MATERIALS PROVIDED:

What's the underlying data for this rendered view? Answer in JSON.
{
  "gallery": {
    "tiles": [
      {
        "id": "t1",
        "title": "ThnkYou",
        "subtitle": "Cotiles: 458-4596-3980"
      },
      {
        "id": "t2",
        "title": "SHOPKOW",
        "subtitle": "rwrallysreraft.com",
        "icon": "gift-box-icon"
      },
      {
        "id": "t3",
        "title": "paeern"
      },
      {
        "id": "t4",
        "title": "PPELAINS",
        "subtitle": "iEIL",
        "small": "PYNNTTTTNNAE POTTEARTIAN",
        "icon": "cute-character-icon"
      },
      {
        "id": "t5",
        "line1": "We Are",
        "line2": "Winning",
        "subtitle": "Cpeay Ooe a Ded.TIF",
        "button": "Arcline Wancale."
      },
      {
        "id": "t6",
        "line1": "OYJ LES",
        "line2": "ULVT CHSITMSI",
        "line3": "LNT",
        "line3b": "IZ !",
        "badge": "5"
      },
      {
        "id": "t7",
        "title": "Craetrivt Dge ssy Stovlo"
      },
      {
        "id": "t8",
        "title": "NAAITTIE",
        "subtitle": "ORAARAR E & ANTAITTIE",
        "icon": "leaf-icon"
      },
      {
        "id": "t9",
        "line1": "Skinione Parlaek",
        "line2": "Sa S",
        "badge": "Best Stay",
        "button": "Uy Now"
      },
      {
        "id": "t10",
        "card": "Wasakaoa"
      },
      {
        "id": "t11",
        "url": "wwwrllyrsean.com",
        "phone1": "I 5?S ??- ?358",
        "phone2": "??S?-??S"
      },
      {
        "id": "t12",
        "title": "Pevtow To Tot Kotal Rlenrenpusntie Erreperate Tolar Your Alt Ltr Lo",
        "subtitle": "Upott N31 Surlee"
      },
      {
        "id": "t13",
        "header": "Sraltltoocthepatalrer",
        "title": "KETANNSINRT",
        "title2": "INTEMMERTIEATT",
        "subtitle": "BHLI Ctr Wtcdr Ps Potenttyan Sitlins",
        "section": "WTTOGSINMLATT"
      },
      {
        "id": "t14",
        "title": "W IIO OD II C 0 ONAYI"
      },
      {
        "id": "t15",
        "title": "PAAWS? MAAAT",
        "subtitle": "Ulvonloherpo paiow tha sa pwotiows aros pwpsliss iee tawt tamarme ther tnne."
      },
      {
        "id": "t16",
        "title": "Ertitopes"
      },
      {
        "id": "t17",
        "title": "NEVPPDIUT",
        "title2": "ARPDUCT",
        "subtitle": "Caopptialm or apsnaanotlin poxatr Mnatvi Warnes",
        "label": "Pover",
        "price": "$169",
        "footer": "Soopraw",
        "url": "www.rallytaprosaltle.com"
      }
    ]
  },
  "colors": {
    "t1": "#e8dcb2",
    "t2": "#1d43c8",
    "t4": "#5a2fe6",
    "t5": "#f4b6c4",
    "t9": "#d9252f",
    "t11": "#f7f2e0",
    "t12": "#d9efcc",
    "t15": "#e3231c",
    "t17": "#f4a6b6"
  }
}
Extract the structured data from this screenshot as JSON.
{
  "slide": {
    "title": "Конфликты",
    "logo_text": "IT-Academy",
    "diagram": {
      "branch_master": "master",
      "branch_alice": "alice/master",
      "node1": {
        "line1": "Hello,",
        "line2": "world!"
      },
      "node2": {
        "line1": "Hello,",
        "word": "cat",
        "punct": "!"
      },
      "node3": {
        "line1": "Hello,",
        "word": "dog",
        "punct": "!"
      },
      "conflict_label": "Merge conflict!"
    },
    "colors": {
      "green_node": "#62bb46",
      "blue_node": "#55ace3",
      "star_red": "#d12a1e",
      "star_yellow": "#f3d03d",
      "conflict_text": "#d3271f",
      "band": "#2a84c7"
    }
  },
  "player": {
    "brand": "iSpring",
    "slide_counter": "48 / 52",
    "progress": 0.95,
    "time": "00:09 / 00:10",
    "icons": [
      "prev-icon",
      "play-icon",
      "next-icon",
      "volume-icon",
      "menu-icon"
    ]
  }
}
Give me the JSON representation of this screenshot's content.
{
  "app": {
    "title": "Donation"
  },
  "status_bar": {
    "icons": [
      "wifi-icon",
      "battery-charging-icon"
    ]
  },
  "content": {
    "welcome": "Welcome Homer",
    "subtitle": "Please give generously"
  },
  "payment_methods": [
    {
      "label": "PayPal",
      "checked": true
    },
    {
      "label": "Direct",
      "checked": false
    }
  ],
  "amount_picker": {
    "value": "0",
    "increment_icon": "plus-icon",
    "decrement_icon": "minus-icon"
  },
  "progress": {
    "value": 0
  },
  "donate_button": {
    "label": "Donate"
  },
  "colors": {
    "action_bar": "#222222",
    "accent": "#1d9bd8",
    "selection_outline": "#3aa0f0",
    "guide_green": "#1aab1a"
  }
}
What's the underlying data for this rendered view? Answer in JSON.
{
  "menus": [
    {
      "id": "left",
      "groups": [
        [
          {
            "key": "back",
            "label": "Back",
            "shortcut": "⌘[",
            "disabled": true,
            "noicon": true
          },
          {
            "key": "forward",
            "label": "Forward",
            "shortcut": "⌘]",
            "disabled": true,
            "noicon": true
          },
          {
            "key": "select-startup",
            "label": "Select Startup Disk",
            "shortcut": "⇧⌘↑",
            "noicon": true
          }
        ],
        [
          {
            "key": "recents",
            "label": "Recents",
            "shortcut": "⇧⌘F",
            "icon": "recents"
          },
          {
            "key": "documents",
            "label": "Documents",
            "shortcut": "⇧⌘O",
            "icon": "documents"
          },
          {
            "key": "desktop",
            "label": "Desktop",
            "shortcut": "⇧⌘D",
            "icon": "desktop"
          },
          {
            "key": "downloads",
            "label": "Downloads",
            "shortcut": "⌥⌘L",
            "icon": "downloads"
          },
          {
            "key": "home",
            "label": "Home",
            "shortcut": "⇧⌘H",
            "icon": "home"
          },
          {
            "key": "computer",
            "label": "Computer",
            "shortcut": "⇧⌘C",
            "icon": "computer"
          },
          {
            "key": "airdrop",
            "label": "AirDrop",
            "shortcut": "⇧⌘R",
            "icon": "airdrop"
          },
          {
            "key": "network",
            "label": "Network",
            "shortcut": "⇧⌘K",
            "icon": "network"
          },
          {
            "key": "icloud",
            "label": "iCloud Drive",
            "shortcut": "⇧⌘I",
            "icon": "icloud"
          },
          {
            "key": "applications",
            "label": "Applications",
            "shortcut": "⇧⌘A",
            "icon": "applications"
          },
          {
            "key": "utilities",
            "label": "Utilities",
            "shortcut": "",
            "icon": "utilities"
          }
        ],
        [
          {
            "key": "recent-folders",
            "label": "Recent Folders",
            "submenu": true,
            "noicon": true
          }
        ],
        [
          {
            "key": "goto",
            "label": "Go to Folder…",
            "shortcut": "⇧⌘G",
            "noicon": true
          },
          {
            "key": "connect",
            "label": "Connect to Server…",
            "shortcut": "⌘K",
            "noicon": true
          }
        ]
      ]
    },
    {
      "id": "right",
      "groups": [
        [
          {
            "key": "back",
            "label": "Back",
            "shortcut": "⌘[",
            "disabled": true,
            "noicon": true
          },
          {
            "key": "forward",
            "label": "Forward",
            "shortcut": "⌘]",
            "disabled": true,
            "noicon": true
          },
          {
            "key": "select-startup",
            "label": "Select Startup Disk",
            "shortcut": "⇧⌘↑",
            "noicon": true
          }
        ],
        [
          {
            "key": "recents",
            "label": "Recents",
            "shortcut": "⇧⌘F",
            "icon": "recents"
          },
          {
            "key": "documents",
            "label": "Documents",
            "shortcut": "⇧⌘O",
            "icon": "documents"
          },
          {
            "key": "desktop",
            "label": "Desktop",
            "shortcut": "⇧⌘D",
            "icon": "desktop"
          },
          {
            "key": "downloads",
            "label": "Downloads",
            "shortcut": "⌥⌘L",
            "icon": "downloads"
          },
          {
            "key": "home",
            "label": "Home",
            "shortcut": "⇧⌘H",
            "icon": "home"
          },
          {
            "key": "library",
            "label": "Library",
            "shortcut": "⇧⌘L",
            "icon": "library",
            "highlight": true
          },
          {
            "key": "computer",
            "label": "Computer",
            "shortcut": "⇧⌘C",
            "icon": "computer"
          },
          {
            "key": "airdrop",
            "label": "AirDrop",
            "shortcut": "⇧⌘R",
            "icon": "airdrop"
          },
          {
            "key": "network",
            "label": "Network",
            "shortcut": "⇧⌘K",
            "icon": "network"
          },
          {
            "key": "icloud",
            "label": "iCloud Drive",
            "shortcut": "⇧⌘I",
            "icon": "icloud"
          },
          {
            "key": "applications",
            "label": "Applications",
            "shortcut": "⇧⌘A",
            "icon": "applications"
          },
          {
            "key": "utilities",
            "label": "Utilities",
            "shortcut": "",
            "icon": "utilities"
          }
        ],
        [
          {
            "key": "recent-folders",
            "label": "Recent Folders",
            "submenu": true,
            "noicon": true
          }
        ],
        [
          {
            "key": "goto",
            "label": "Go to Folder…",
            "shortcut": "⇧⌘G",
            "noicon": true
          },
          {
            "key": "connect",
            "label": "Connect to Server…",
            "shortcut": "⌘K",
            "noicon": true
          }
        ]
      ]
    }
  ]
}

WHAT THE EXERCISE ASKS: Write out every line of the preceding listing that contains "screenshot".

SOLVED PROBLEM:
Extract the structured data from this screenshot as JSON.
Give me the JSON representation of this screenshot's content.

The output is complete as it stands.